======== Task inputs

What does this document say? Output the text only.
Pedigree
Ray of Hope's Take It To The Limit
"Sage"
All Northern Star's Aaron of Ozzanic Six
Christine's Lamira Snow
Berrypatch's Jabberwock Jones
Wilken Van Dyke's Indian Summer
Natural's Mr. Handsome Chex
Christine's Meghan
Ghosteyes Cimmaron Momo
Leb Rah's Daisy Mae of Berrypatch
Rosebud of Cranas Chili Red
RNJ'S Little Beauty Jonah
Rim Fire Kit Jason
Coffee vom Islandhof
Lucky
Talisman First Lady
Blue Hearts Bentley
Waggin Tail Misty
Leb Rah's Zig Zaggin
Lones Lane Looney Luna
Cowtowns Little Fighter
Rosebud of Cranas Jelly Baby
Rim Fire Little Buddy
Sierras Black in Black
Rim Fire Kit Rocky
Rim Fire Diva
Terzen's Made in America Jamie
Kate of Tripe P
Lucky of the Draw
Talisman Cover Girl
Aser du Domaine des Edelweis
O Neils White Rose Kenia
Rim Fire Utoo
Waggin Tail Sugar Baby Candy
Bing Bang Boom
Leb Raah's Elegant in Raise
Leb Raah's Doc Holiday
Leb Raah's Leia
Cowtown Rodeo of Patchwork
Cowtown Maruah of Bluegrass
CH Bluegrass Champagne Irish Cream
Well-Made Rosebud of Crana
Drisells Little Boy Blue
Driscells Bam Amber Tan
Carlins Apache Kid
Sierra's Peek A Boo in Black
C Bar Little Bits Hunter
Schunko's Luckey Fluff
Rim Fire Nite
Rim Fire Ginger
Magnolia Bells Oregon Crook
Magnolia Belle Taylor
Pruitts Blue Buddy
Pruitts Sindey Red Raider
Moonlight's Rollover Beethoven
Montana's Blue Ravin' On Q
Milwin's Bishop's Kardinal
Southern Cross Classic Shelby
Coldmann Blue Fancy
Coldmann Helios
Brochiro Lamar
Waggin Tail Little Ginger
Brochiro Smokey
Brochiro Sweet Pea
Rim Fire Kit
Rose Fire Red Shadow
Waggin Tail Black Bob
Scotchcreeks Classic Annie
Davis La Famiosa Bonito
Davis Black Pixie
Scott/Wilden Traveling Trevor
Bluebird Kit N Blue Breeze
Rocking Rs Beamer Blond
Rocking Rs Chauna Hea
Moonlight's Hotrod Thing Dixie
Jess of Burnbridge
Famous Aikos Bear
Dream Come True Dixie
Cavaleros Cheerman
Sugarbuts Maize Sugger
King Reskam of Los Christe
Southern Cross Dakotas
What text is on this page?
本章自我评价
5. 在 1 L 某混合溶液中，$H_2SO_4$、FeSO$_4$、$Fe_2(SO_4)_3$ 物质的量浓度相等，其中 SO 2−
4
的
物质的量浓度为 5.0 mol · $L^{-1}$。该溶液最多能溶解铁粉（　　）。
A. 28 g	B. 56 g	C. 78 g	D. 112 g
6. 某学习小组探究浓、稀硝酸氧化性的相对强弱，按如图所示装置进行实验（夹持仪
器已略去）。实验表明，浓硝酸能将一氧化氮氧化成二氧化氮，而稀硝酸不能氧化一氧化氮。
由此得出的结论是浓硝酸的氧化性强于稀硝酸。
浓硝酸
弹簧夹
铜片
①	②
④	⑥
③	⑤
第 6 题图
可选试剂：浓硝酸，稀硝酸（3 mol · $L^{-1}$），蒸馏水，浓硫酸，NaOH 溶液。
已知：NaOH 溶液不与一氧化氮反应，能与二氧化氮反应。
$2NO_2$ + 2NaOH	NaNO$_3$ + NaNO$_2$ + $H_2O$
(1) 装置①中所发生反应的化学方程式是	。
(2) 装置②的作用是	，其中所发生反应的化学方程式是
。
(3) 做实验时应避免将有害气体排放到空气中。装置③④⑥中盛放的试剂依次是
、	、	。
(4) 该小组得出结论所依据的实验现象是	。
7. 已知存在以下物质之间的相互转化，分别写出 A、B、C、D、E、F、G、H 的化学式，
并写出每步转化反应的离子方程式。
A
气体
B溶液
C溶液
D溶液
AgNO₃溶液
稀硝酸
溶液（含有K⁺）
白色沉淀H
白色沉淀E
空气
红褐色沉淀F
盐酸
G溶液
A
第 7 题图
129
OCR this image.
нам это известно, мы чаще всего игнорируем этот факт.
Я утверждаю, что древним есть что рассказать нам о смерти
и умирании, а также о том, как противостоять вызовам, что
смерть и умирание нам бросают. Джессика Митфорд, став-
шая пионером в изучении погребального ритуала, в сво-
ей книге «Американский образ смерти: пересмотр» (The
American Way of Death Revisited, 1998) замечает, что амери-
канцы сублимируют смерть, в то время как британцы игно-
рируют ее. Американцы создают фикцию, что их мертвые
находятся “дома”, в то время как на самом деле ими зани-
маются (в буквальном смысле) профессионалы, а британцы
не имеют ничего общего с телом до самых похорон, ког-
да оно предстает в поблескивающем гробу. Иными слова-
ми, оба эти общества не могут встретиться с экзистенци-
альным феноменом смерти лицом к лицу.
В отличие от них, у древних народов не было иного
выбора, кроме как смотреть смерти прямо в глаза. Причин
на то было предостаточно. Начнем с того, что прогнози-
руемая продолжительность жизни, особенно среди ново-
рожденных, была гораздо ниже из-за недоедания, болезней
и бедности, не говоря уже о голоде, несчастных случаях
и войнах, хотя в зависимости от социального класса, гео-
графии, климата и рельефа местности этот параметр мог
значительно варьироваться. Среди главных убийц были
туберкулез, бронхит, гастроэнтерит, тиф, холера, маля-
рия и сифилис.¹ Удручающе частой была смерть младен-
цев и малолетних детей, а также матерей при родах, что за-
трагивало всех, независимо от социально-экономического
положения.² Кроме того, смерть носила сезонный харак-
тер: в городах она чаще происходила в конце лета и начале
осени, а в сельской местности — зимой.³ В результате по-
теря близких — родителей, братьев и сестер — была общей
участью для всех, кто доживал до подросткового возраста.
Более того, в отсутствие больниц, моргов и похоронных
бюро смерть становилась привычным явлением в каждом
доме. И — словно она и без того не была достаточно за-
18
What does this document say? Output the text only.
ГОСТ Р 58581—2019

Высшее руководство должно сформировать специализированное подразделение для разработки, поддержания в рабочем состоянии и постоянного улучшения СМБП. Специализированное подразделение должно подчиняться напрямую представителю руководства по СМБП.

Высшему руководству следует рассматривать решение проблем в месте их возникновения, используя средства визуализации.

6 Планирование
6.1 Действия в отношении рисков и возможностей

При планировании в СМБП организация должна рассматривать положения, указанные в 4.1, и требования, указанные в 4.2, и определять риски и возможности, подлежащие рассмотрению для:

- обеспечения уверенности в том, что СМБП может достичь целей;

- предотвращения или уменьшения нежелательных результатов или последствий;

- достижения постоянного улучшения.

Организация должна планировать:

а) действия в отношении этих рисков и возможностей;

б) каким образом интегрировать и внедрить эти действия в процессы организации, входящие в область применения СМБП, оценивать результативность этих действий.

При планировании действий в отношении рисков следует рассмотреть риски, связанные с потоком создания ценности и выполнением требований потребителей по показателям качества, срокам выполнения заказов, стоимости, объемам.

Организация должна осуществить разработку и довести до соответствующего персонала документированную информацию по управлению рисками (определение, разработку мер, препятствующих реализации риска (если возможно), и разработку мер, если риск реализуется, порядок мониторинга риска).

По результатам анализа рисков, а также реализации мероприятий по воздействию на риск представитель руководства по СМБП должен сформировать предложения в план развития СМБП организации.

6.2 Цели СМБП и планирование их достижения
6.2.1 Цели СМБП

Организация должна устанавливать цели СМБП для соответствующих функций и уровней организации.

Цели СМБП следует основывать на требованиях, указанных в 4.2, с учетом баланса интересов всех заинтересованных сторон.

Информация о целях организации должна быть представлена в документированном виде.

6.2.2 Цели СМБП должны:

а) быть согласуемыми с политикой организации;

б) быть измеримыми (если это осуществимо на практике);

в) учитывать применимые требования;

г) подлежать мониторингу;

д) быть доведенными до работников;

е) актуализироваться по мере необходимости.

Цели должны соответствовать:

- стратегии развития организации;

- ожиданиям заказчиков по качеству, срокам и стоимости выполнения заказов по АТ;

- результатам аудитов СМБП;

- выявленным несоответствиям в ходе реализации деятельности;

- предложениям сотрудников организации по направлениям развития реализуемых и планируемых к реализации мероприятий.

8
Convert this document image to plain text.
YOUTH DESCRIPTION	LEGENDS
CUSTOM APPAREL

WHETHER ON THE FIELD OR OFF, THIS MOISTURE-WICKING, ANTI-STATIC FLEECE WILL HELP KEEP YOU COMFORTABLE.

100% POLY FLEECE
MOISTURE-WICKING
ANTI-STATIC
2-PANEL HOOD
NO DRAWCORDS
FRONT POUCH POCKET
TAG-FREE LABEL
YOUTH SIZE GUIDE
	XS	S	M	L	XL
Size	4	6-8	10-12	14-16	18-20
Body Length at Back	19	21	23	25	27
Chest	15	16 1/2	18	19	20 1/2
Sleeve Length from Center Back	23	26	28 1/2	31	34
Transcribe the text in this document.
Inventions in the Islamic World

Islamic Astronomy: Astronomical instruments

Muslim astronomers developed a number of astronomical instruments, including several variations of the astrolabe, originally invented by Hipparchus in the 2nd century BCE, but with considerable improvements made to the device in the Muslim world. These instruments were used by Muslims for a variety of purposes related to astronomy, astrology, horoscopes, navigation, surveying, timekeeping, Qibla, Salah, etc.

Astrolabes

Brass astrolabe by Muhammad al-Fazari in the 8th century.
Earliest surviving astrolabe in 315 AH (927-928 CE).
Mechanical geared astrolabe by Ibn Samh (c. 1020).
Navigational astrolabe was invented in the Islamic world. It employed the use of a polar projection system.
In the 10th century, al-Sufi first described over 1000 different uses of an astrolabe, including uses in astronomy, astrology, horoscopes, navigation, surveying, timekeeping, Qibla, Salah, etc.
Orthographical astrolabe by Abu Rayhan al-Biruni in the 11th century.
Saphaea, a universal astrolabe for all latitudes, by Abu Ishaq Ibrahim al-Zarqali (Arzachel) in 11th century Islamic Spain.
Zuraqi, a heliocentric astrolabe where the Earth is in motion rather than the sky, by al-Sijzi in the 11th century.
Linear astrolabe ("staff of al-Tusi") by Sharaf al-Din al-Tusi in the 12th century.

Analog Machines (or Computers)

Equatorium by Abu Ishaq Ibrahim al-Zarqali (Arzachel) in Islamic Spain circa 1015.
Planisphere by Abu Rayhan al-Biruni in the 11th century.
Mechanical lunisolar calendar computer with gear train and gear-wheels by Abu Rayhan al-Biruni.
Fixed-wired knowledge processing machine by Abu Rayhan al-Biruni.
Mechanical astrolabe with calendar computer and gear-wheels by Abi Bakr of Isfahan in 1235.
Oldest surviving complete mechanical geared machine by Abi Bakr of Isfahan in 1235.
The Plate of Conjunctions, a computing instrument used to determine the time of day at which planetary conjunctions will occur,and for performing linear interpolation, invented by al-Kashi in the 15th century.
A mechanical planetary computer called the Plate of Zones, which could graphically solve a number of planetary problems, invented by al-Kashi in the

================

Stated goal: Show every line of the records above that contains the word "Rocking".

Exercise solution:
Rocking Rs Beamer Blond
Rocking Rs Chauna Hea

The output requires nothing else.